> **PROVIDED DATA**:
□ □ □
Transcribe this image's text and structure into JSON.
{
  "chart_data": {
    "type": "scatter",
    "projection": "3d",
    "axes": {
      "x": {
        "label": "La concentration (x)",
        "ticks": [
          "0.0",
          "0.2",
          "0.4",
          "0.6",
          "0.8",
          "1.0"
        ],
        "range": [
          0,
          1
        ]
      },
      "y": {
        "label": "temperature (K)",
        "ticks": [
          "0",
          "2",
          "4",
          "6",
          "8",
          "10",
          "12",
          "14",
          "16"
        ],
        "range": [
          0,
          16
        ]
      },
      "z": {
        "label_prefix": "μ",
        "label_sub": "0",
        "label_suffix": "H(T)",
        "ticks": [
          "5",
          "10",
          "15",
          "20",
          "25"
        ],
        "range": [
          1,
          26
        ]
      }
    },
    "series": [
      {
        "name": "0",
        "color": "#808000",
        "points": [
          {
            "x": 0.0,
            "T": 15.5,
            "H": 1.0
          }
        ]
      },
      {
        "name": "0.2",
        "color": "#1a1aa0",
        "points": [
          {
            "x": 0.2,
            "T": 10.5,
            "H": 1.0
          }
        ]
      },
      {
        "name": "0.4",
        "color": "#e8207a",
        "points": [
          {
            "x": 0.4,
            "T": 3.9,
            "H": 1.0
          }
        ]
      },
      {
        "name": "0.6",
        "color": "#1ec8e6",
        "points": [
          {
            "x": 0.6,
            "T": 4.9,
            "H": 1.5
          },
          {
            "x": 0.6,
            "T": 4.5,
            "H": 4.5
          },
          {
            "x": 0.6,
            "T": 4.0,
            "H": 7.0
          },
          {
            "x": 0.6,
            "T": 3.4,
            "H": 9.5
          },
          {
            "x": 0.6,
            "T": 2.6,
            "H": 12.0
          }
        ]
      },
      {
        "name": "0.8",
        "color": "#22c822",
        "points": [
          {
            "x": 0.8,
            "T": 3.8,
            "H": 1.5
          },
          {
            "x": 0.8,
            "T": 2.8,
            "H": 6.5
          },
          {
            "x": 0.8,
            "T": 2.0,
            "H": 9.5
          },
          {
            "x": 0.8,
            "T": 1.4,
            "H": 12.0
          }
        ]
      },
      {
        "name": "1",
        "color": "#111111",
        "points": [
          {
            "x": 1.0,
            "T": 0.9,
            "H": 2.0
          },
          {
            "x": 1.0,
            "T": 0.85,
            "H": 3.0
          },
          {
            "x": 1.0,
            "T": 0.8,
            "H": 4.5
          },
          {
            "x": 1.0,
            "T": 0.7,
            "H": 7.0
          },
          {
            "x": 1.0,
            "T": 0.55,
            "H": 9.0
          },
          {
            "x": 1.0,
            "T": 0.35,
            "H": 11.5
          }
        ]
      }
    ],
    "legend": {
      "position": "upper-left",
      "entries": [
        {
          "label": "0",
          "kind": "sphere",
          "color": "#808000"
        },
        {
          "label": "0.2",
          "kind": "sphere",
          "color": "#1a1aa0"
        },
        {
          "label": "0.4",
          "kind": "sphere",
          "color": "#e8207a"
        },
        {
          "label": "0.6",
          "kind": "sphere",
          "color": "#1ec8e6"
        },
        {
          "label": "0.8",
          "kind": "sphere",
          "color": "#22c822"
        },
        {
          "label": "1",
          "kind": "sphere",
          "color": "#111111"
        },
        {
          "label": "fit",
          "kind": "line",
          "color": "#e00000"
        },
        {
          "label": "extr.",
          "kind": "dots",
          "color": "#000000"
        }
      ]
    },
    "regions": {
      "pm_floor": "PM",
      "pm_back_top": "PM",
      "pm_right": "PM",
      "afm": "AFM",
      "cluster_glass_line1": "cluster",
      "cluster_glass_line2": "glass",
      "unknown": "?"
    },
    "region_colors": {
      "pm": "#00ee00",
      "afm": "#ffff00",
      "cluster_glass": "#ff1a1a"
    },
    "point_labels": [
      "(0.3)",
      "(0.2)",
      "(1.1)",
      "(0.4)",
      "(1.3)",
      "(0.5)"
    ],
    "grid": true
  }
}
□ □ □
> **TASK OBJECTIVE**: Search the data above for the string "name" and return every line that has it.

> **REPLY**:
        "name": "0",
        "name": "0.2",
        "name": "0.4",
        "name": "0.6",
        "name": "0.8",
        "name": "1",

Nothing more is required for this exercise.